== WHAT YOU HAVE TO DO ==
Starting with the first line of the records and going on through the line with "day-info: Sunrise: 7:32", rewrite those lines alone as a numbered list, leaving out any blank lines.

---- PROVIDED DATA

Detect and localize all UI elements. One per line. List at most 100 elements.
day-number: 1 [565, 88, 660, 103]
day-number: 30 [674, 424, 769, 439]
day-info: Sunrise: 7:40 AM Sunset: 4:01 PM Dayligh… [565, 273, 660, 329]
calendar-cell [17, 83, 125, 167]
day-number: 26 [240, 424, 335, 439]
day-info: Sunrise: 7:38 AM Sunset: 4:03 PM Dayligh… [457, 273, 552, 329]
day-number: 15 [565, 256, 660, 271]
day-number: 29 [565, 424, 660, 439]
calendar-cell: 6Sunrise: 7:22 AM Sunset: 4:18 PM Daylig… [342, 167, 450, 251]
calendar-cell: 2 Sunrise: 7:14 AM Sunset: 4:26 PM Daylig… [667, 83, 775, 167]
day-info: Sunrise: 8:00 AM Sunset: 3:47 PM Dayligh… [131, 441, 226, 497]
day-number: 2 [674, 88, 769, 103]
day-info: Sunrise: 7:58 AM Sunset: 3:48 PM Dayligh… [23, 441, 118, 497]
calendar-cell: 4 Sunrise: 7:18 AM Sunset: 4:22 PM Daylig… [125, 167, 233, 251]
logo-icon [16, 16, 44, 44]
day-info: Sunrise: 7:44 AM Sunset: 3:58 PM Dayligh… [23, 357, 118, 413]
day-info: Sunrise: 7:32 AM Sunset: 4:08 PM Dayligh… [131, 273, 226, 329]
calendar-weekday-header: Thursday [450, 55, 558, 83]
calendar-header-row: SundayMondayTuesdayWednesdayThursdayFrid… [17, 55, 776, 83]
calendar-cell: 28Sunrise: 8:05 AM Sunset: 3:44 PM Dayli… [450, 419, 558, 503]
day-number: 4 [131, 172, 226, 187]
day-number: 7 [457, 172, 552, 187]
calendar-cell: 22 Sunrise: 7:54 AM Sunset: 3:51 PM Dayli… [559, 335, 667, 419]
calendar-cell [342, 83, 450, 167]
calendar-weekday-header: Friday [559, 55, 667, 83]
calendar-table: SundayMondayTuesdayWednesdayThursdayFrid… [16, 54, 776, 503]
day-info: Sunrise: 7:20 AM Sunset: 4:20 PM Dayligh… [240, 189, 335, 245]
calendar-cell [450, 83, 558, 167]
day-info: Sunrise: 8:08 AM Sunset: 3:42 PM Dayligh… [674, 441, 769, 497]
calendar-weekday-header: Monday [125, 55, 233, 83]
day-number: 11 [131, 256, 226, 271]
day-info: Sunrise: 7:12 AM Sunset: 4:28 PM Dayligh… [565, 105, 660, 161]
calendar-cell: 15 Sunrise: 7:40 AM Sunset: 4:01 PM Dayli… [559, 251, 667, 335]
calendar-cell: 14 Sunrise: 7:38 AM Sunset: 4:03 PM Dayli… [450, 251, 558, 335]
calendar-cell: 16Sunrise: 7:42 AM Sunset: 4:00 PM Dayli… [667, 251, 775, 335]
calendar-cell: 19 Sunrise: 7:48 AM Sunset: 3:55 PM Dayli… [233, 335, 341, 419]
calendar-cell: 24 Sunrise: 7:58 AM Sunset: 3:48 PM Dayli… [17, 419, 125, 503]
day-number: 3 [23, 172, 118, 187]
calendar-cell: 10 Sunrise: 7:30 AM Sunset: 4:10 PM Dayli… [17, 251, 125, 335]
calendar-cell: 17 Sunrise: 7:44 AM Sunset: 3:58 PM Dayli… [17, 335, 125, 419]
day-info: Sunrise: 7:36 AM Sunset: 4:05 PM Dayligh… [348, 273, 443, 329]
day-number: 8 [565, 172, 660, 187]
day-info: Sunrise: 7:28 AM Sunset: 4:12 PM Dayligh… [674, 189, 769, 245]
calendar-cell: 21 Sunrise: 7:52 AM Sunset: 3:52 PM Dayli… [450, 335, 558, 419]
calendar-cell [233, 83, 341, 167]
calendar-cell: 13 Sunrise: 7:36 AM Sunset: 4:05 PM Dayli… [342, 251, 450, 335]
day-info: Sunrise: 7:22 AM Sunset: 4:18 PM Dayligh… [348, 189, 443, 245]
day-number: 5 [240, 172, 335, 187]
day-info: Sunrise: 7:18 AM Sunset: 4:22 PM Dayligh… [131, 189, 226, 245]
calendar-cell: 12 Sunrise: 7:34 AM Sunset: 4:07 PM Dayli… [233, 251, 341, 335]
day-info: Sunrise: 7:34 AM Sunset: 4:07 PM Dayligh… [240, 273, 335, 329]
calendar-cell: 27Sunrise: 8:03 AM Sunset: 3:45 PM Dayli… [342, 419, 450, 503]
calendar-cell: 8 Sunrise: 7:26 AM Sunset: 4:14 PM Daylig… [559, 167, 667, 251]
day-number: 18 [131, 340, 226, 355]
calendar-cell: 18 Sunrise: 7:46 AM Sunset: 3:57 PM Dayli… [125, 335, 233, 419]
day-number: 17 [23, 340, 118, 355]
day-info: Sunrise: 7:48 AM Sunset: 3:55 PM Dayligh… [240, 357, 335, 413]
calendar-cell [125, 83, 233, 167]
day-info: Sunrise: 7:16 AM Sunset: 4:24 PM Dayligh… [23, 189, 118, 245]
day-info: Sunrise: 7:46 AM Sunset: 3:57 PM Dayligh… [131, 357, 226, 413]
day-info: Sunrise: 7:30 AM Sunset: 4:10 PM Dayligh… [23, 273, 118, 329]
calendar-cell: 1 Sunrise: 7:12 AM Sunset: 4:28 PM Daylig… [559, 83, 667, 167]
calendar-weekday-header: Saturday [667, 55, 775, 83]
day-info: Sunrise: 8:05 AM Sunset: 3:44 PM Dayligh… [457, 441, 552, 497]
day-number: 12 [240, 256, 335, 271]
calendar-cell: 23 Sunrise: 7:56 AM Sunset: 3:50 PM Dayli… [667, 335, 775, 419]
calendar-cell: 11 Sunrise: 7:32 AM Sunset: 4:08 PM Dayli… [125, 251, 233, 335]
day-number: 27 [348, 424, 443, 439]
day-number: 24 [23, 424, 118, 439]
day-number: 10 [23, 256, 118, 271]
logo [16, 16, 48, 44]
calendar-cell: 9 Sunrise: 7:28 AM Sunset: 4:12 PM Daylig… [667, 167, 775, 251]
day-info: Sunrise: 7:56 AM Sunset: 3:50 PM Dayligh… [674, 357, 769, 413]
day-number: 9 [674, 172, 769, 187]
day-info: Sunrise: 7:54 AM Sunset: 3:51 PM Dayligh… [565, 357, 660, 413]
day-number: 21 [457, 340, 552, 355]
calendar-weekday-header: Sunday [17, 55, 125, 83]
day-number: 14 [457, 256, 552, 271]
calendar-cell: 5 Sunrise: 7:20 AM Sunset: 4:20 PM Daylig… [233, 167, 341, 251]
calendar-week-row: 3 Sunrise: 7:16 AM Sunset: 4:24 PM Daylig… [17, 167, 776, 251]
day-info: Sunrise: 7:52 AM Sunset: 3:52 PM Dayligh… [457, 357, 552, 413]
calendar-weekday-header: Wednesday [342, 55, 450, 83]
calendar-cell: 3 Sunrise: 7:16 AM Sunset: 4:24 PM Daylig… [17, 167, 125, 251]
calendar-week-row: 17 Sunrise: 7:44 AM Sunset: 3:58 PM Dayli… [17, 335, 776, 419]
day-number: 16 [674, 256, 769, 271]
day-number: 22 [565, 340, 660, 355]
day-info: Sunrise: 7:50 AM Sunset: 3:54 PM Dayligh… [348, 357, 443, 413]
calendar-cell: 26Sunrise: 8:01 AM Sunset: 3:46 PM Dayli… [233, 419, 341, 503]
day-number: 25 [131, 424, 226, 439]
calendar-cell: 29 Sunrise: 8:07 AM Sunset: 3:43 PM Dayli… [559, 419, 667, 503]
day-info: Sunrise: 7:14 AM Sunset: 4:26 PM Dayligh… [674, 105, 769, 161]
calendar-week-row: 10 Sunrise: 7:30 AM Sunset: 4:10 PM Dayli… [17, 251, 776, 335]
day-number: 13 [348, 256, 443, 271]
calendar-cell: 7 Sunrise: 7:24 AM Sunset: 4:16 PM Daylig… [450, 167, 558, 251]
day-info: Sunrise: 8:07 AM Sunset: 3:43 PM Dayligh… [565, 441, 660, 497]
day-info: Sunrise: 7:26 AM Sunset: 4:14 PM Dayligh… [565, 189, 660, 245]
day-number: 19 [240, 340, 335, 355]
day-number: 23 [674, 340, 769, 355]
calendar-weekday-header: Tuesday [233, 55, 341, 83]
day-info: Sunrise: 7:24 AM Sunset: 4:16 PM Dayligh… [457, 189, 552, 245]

--------

== PROBLEM SOLUTION ==
1. Detect and localize all UI elements. One per line. List at most 100 elements.
2. day-number: 1 [565, 88, 660, 103]
3. day-number: 30 [674, 424, 769, 439]
4. day-info: Sunrise: 7:40 AM Sunset: 4:01 PM Dayligh… [565, 273, 660, 329]
5. calendar-cell [17, 83, 125, 167]
6. day-number: 26 [240, 424, 335, 439]
7. day-info: Sunrise: 7:38 AM Sunset: 4:03 PM Dayligh… [457, 273, 552, 329]
8. day-number: 15 [565, 256, 660, 271]
9. day-number: 29 [565, 424, 660, 439]
10. calendar-cell: 6Sunrise: 7:22 AM Sunset: 4:18 PM Daylig… [342, 167, 450, 251]
11. calendar-cell: 2 Sunrise: 7:14 AM Sunset: 4:26 PM Daylig… [667, 83, 775, 167]
12. day-info: Sunrise: 8:00 AM Sunset: 3:47 PM Dayligh… [131, 441, 226, 497]
13. day-number: 2 [674, 88, 769, 103]
14. day-info: Sunrise: 7:58 AM Sunset: 3:48 PM Dayligh… [23, 441, 118, 497]
15. calendar-cell: 4 Sunrise: 7:18 AM Sunset: 4:22 PM Daylig… [125, 167, 233, 251]
16. logo-icon [16, 16, 44, 44]
17. day-info: Sunrise: 7:44 AM Sunset: 3:58 PM Dayligh… [23, 357, 118, 413]
18. day-info: Sunrise: 7:32 AM Sunset: 4:08 PM Dayligh… [131, 273, 226, 329]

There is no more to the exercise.